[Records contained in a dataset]
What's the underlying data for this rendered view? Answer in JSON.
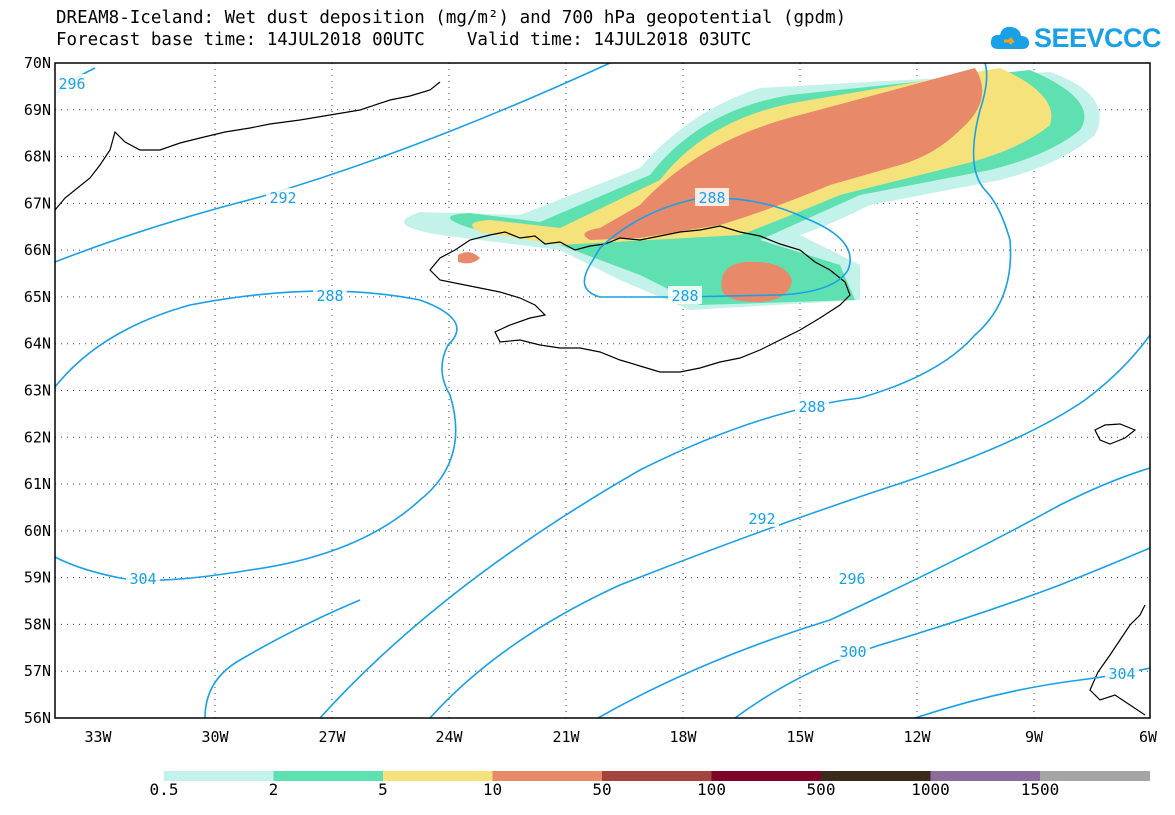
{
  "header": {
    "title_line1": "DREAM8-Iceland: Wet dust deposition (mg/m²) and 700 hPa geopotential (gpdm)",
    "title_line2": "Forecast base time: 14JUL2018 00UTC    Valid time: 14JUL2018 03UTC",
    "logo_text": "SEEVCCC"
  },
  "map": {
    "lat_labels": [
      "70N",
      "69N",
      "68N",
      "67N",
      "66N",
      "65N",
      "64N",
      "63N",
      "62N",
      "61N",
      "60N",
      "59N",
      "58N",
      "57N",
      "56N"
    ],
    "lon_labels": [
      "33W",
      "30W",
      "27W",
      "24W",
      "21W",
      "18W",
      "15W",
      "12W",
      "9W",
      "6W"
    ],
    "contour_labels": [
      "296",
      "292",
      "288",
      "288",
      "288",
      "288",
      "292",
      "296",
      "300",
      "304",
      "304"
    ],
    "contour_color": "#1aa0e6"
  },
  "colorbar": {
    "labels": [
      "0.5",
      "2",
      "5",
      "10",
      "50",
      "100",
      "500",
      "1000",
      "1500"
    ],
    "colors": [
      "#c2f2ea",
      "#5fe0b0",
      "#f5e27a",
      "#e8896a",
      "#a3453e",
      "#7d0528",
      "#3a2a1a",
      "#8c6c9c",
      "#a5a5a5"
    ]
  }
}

** Given problem **
Retype each record exactly as it stands, but do not include the pictures.

** Result for this task **
What's the underlying data for this rendered view? Answer in JSON.
{
  "header": {
    "title_line1": "DREAM8-Iceland: Wet dust deposition (mg/m²) and 700 hPa geopotential (gpdm)",
    "title_line2": "Forecast base time: 14JUL2018 00UTC    Valid time: 14JUL2018 03UTC",
    "logo_text": "SEEVCCC"
  },
  "map": {
    "lat_labels": [
      "70N",
      "69N",
      "68N",
      "67N",
      "66N",
      "65N",
      "64N",
      "63N",
      "62N",
      "61N",
      "60N",
      "59N",
      "58N",
      "57N",
      "56N"
    ],
    "lon_labels": [
      "33W",
      "30W",
      "27W",
      "24W",
      "21W",
      "18W",
      "15W",
      "12W",
      "9W",
      "6W"
    ],
    "contour_labels": [
      "296",
      "292",
      "288",
      "288",
      "288",
      "288",
      "292",
      "296",
      "300",
      "304",
      "304"
    ],
    "contour_color": "#1aa0e6"
  },
  "colorbar": {
    "labels": [
      "0.5",
      "2",
      "5",
      "10",
      "50",
      "100",
      "500",
      "1000",
      "1500"
    ],
    "colors": [
      "#c2f2ea",
      "#5fe0b0",
      "#f5e27a",
      "#e8896a",
      "#a3453e",
      "#7d0528",
      "#3a2a1a",
      "#8c6c9c",
      "#a5a5a5"
    ]
  }
}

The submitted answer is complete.